### What you have to do
Quote the listing lines starting at the one that contains "Decompose this screenshot" and ending at the one that contains "avatar-frame [974, 21, 1044, 92]", leaving out the pictures.

___ Data ___

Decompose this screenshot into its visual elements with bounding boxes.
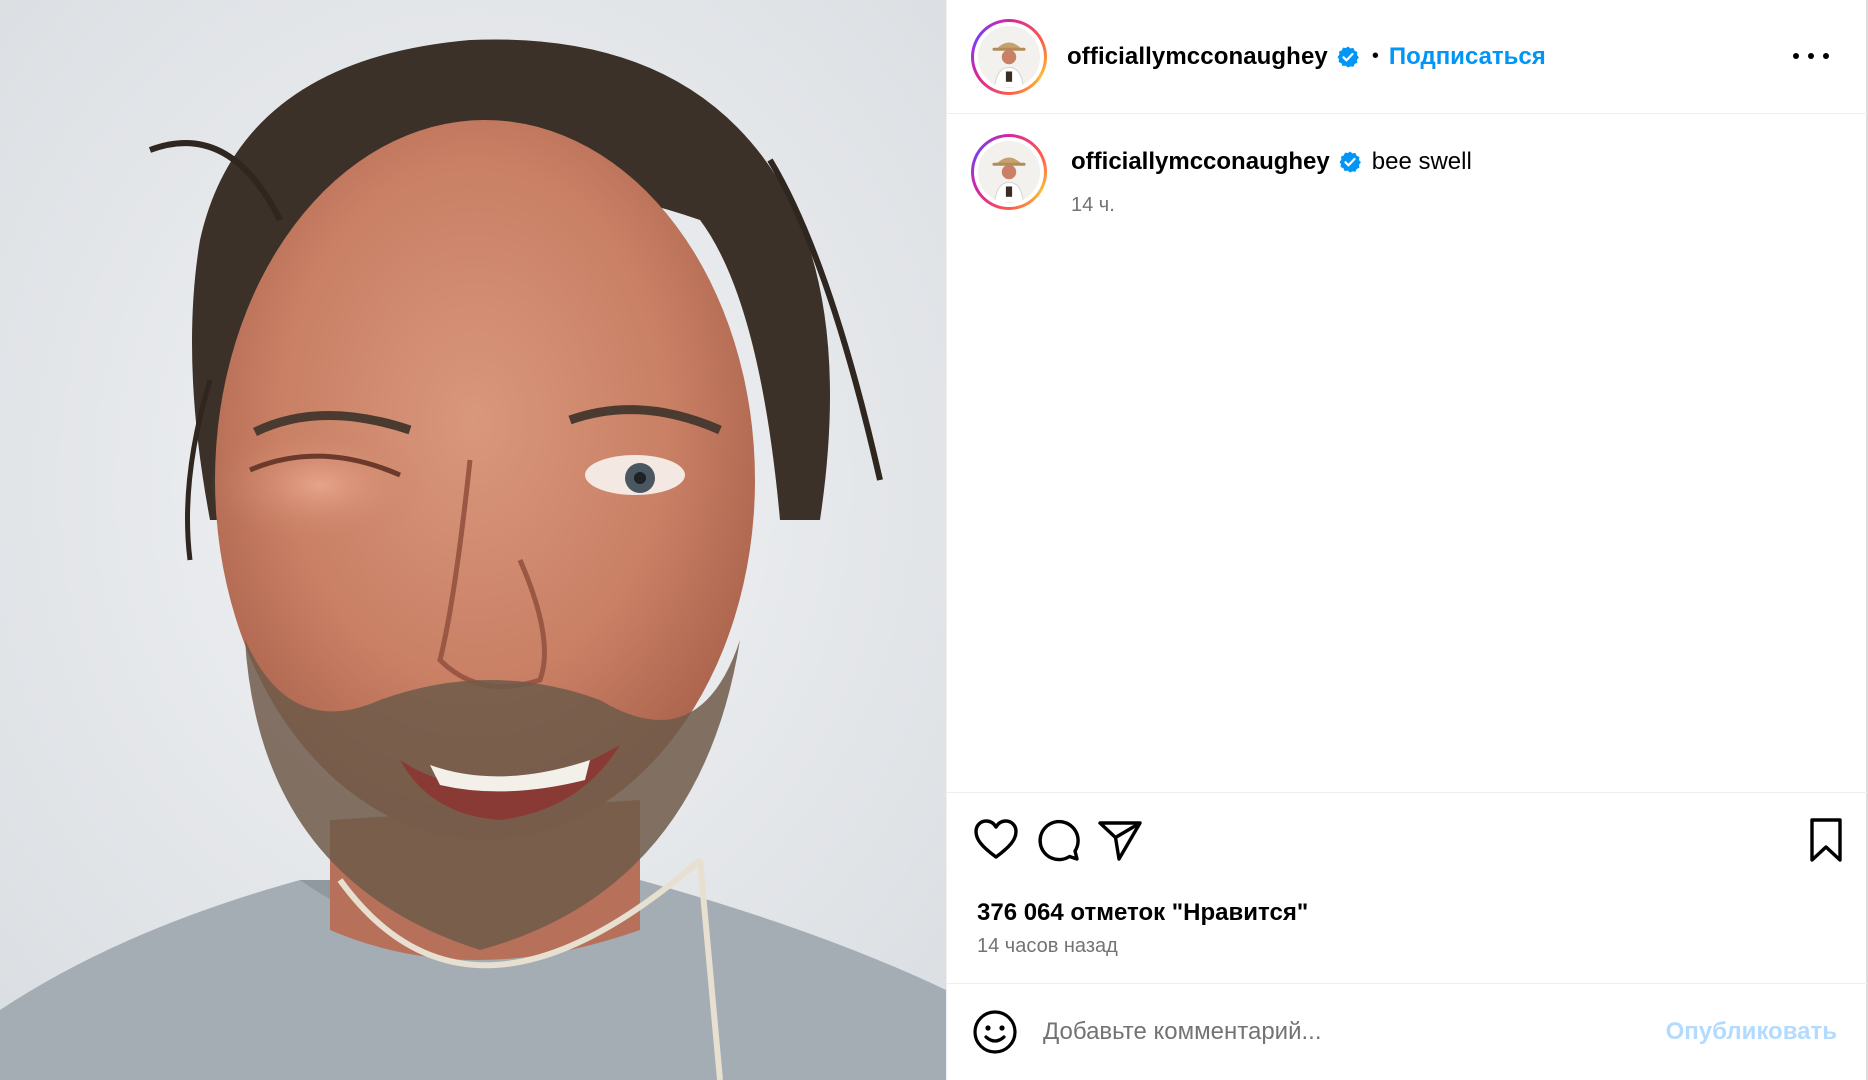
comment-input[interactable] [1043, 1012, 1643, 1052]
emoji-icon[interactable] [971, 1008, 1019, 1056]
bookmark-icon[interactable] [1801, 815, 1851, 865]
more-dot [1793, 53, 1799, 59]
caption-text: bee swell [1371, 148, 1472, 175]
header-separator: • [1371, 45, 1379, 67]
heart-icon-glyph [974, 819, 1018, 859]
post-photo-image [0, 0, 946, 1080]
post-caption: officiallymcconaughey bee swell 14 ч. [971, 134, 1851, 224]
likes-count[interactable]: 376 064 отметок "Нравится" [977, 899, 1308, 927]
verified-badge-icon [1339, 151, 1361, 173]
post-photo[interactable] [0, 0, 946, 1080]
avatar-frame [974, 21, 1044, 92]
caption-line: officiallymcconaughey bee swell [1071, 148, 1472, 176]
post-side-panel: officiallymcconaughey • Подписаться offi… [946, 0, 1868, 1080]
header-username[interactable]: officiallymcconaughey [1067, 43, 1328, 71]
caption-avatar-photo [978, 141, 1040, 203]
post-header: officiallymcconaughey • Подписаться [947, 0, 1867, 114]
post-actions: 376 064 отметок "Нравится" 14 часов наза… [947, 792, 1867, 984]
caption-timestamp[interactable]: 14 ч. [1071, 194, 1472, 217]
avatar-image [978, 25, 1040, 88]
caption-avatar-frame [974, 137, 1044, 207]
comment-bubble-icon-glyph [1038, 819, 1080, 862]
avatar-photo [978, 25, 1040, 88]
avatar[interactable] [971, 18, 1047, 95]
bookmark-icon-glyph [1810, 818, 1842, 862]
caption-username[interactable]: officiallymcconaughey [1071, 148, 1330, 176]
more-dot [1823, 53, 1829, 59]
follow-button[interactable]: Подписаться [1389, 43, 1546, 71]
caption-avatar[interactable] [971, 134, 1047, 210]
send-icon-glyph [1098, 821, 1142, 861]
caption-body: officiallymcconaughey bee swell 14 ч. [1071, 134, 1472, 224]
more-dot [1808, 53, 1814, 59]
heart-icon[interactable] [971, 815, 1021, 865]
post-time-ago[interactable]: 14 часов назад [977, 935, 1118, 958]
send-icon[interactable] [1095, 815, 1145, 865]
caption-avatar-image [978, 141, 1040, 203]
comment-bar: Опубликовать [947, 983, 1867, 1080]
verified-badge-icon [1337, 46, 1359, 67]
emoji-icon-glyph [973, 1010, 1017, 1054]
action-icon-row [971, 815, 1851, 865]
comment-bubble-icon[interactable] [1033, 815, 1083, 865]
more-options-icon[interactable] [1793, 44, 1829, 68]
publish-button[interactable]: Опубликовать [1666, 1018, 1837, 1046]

___
___ Data ___

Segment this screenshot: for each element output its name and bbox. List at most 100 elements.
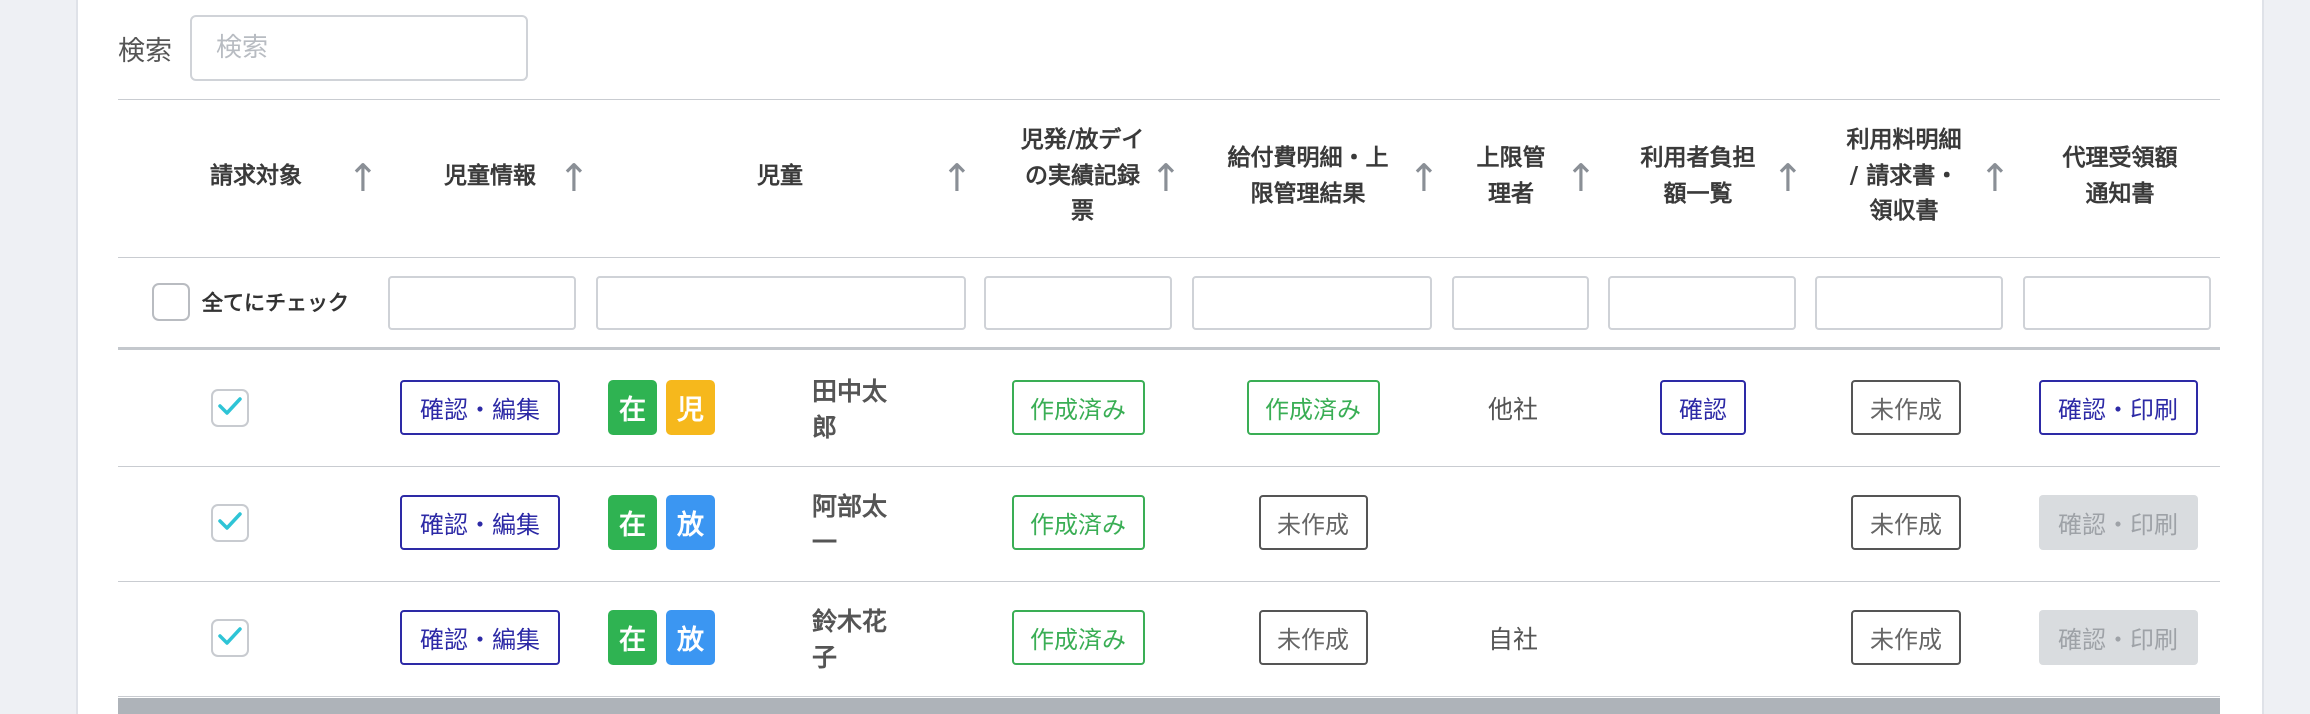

___

### Response for this exercise
Decompose this screenshot into its visual elements with bounding boxes.
comment-input[interactable] [1043, 1012, 1643, 1052]
emoji-icon[interactable] [971, 1008, 1019, 1056]
bookmark-icon[interactable] [1801, 815, 1851, 865]
more-dot [1793, 53, 1799, 59]
caption-text: bee swell [1371, 148, 1472, 175]
header-separator: • [1371, 45, 1379, 67]
heart-icon-glyph [974, 819, 1018, 859]
post-photo-image [0, 0, 946, 1080]
post-caption: officiallymcconaughey bee swell 14 ч. [971, 134, 1851, 224]
likes-count[interactable]: 376 064 отметок "Нравится" [977, 899, 1308, 927]
verified-badge-icon [1339, 151, 1361, 173]
post-photo[interactable] [0, 0, 946, 1080]
avatar-frame [974, 21, 1044, 92]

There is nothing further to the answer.